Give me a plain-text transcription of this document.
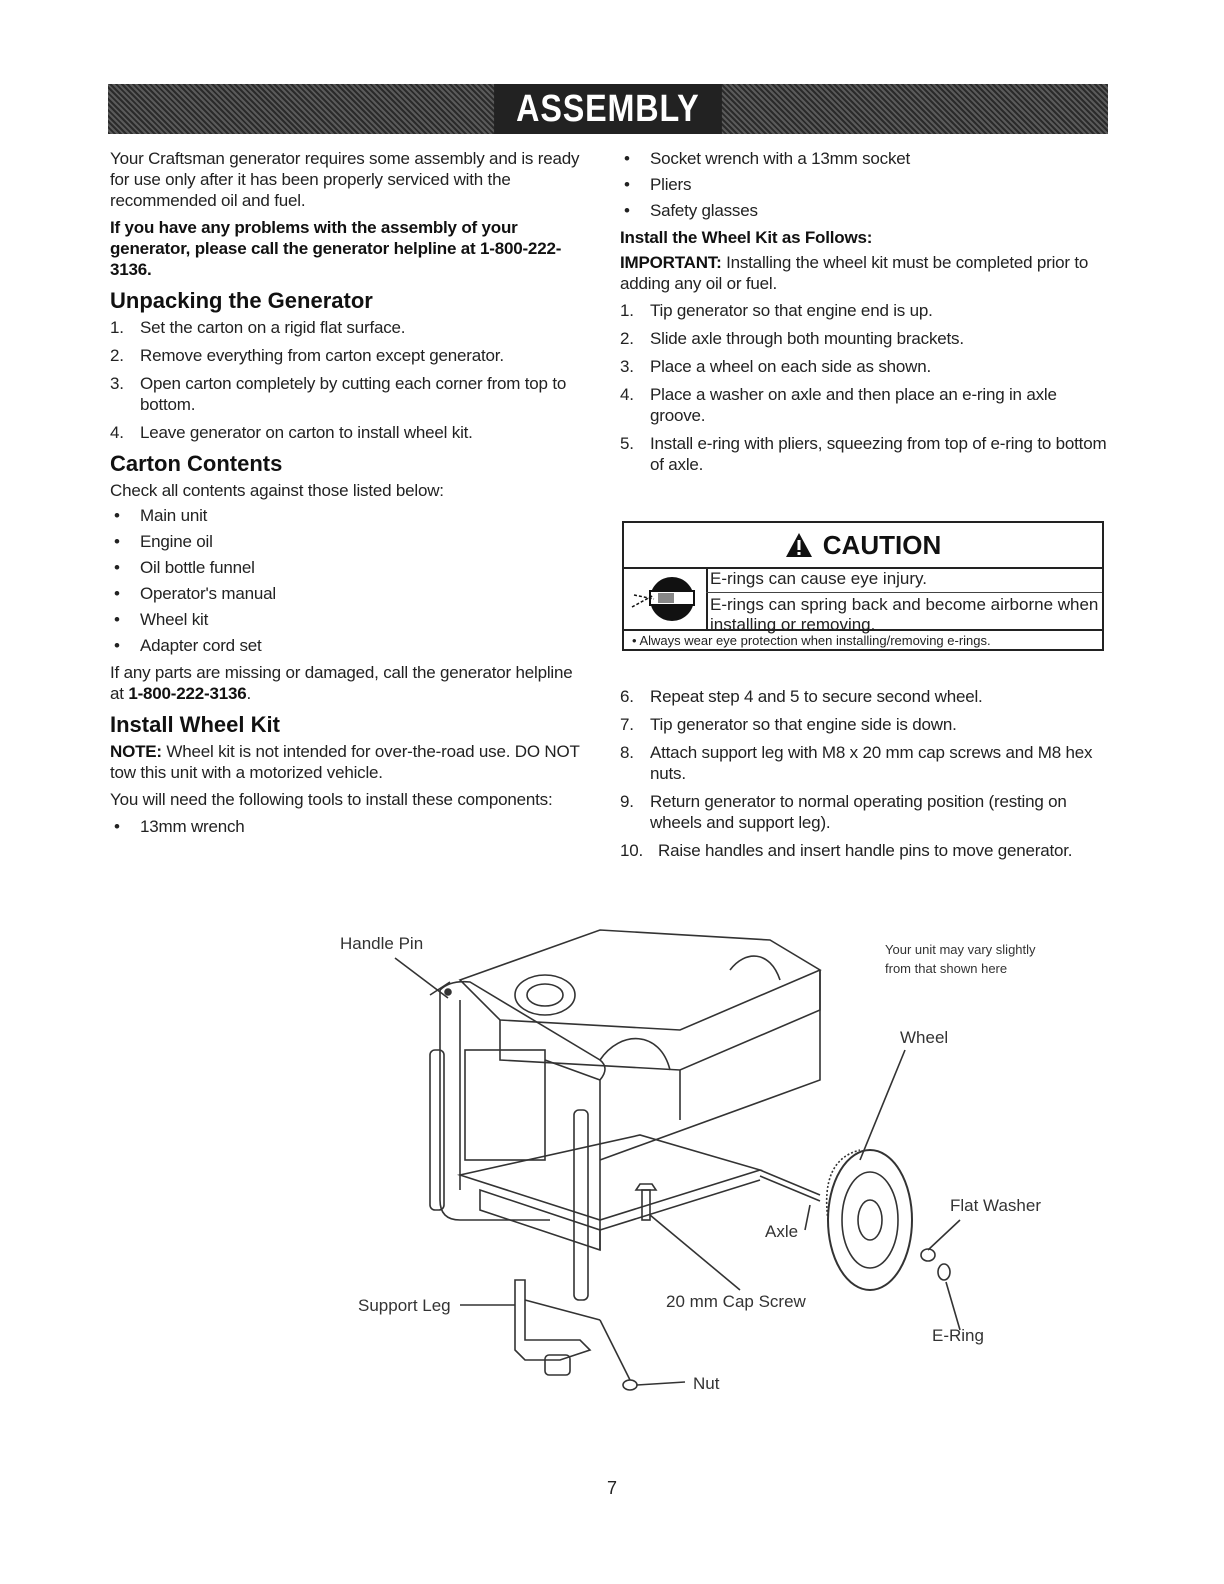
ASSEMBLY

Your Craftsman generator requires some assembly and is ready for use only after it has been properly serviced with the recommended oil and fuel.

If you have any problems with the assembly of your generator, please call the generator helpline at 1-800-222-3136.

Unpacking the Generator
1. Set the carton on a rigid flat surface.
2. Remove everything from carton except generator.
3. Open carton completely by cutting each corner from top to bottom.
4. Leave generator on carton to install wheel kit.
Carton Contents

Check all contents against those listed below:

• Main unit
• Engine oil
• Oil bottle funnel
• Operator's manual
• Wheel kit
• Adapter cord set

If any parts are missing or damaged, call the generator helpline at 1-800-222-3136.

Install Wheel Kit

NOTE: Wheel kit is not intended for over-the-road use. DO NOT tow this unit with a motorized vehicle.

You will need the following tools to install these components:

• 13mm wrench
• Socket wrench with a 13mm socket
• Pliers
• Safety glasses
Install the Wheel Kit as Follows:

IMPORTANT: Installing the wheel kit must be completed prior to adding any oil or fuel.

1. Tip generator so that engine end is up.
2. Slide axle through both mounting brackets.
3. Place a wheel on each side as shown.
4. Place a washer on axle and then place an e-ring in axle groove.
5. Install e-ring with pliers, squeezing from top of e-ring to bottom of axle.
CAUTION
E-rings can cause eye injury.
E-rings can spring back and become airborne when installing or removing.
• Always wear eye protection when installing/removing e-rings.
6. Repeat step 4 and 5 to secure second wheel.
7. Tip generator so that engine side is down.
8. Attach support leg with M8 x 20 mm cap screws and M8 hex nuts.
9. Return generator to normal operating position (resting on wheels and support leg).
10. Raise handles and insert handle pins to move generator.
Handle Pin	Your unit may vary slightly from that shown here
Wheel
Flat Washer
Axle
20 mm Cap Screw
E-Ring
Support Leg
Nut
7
══════
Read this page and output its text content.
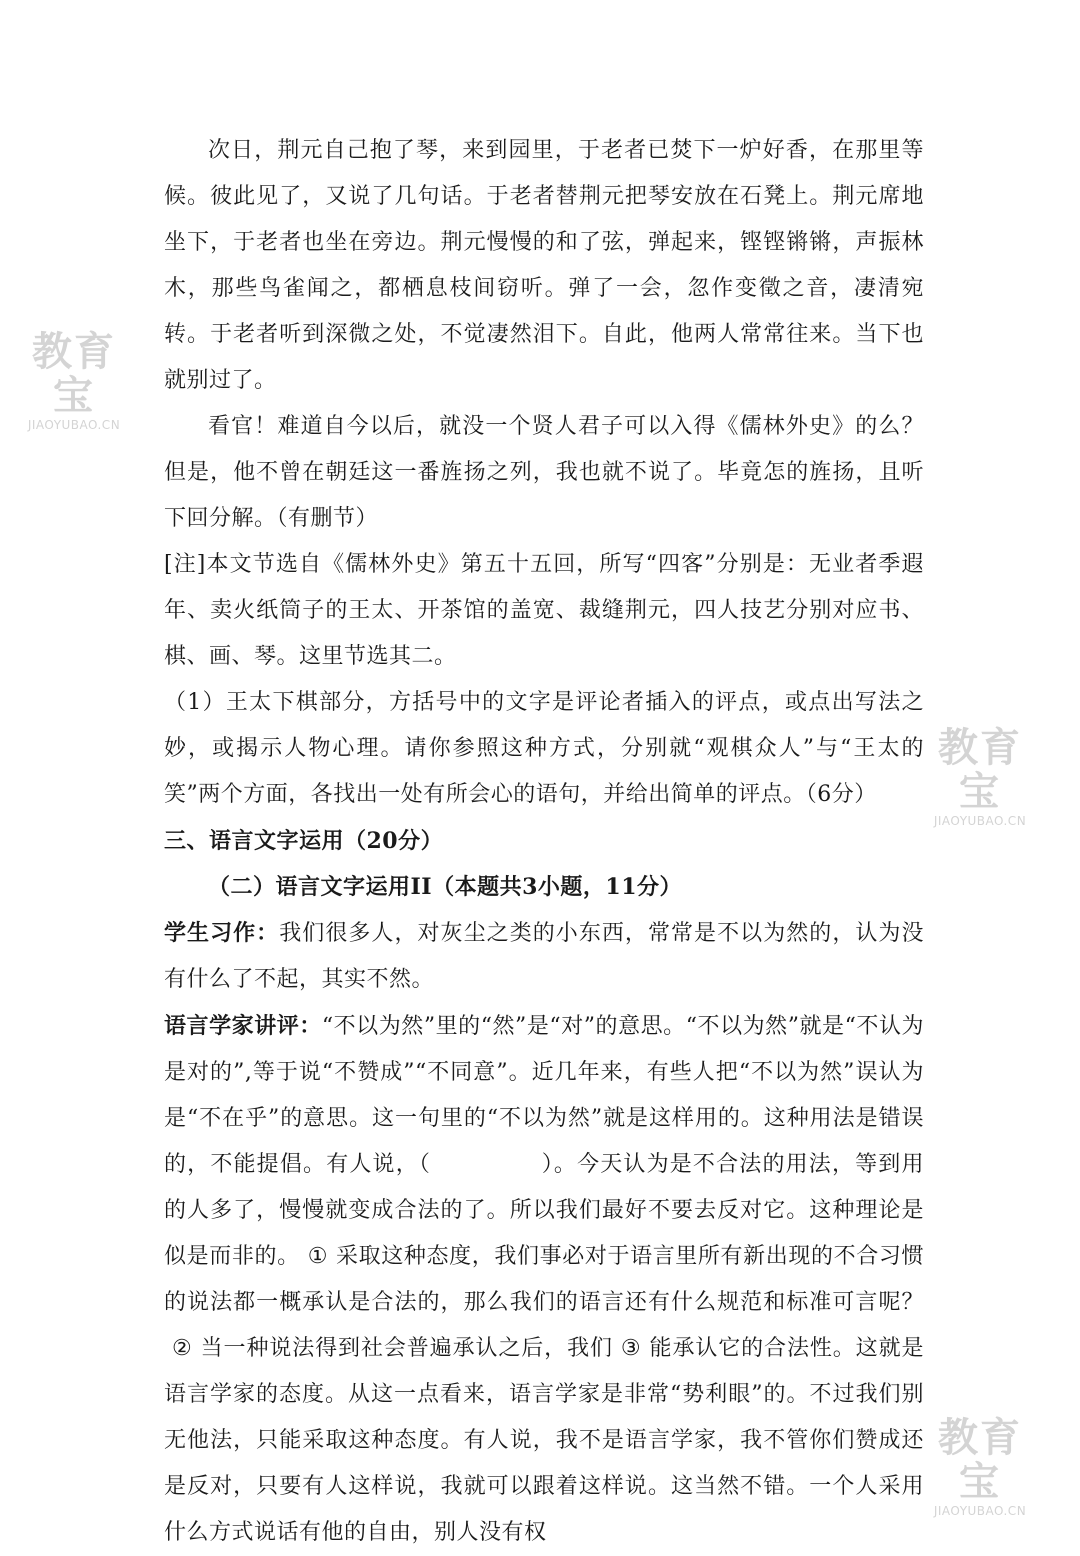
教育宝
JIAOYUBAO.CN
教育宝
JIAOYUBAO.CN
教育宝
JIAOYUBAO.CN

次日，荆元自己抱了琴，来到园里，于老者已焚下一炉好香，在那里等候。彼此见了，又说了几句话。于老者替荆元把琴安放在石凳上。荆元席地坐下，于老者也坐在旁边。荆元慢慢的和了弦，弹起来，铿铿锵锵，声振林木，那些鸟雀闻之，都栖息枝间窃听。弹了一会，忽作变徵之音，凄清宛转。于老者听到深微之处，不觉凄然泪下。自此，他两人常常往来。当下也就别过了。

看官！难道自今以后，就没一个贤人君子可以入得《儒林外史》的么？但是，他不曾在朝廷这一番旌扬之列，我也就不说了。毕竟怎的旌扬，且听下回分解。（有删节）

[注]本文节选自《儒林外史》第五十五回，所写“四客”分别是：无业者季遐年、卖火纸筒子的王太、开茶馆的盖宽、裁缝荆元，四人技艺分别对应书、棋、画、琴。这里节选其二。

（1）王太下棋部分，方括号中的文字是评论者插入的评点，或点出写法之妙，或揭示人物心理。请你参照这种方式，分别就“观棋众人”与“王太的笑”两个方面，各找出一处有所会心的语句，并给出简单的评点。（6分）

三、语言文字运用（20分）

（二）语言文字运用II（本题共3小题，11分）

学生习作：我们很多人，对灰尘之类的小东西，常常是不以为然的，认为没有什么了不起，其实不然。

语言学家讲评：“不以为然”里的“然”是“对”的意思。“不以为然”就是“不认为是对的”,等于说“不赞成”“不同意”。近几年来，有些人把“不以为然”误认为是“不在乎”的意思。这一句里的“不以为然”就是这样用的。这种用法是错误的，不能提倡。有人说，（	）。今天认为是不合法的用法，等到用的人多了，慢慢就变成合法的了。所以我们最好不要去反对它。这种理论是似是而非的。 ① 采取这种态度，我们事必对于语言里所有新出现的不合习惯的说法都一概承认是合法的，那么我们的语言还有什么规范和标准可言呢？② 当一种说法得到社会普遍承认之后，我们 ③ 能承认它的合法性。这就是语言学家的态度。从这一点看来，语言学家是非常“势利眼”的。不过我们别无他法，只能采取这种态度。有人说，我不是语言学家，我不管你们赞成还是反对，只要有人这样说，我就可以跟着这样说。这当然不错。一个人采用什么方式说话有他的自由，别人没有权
══════
**WHAT THE TASK REQUIRES**
Report how many lines of the data contain the word "removing", using the number alone.

**WORKED ANSWER**
2